• _Requirement_: Extract every record, keeping each one exactly as it is.

• _Given entries_:
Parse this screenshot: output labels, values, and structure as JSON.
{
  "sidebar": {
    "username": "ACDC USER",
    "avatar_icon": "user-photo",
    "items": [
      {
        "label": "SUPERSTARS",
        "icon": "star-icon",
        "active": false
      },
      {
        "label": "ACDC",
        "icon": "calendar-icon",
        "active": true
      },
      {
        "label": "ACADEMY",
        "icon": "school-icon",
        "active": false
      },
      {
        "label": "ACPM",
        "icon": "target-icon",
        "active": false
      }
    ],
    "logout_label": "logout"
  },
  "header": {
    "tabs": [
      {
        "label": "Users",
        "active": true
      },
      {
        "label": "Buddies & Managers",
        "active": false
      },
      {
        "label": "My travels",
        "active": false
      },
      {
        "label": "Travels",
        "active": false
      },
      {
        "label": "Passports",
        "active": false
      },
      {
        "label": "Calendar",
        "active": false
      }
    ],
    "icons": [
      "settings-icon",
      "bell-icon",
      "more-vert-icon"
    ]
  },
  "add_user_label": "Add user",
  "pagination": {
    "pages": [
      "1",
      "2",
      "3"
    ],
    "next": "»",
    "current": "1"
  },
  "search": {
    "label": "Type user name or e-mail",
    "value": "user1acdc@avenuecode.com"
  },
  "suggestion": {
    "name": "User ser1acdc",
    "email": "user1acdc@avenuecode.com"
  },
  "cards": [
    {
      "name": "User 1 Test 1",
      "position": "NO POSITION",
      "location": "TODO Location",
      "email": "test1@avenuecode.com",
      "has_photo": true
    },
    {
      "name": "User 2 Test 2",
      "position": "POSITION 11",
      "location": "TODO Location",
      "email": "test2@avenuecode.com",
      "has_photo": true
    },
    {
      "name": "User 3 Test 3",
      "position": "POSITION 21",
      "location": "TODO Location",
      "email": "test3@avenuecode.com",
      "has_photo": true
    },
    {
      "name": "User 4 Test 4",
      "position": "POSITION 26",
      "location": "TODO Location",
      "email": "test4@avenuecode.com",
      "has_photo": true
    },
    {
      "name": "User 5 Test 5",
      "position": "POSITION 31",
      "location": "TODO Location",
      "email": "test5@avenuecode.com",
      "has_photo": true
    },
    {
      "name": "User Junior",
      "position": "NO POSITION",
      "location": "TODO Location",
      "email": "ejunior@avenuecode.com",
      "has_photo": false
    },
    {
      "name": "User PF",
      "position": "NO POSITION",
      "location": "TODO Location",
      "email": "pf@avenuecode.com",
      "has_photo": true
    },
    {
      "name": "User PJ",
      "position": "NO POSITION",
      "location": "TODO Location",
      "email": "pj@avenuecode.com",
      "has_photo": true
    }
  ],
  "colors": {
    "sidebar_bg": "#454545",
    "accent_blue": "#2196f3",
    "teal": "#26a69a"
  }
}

• _Exercise solution_:
Parse this screenshot: output labels, values, and structure as JSON.
{
  "sidebar": {
    "username": "ACDC USER",
    "avatar_icon": "user-photo",
    "items": [
      {
        "label": "SUPERSTARS",
        "icon": "star-icon",
        "active": false
      },
      {
        "label": "ACDC",
        "icon": "calendar-icon",
        "active": true
      },
      {
        "label": "ACADEMY",
        "icon": "school-icon",
        "active": false
      },
      {
        "label": "ACPM",
        "icon": "target-icon",
        "active": false
      }
    ],
    "logout_label": "logout"
  },
  "header": {
    "tabs": [
      {
        "label": "Users",
        "active": true
      },
      {
        "label": "Buddies & Managers",
        "active": false
      },
      {
        "label": "My travels",
        "active": false
      },
      {
        "label": "Travels",
        "active": false
      },
      {
        "label": "Passports",
        "active": false
      },
      {
        "label": "Calendar",
        "active": false
      }
    ],
    "icons": [
      "settings-icon",
      "bell-icon",
      "more-vert-icon"
    ]
  },
  "add_user_label": "Add user",
  "pagination": {
    "pages": [
      "1",
      "2",
      "3"
    ],
    "next": "»",
    "current": "1"
  },
  "search": {
    "label": "Type user name or e-mail",
    "value": "user1acdc@avenuecode.com"
  },
  "suggestion": {
    "name": "User ser1acdc",
    "email": "user1acdc@avenuecode.com"
  },
  "cards": [
    {
      "name": "User 1 Test 1",
      "position": "NO POSITION",
      "location": "TODO Location",
      "email": "test1@avenuecode.com",
      "has_photo": true
    },
    {
      "name": "User 2 Test 2",
      "position": "POSITION 11",
      "location": "TODO Location",
      "email": "test2@avenuecode.com",
      "has_photo": true
    },
    {
      "name": "User 3 Test 3",
      "position": "POSITION 21",
      "location": "TODO Location",
      "email": "test3@avenuecode.com",
      "has_photo": true
    },
    {
      "name": "User 4 Test 4",
      "position": "POSITION 26",
      "location": "TODO Location",
      "email": "test4@avenuecode.com",
      "has_photo": true
    },
    {
      "name": "User 5 Test 5",
      "position": "POSITION 31",
      "location": "TODO Location",
      "email": "test5@avenuecode.com",
      "has_photo": true
    },
    {
      "name": "User Junior",
      "position": "NO POSITION",
      "location": "TODO Location",
      "email": "ejunior@avenuecode.com",
      "has_photo": false
    },
    {
      "name": "User PF",
      "position": "NO POSITION",
      "location": "TODO Location",
      "email": "pf@avenuecode.com",
      "has_photo": true
    },
    {
      "name": "User PJ",
      "position": "NO POSITION",
      "location": "TODO Location",
      "email": "pj@avenuecode.com",
      "has_photo": true
    }
  ],
  "colors": {
    "sidebar_bg": "#454545",
    "accent_blue": "#2196f3",
    "teal": "#26a69a"
  }
}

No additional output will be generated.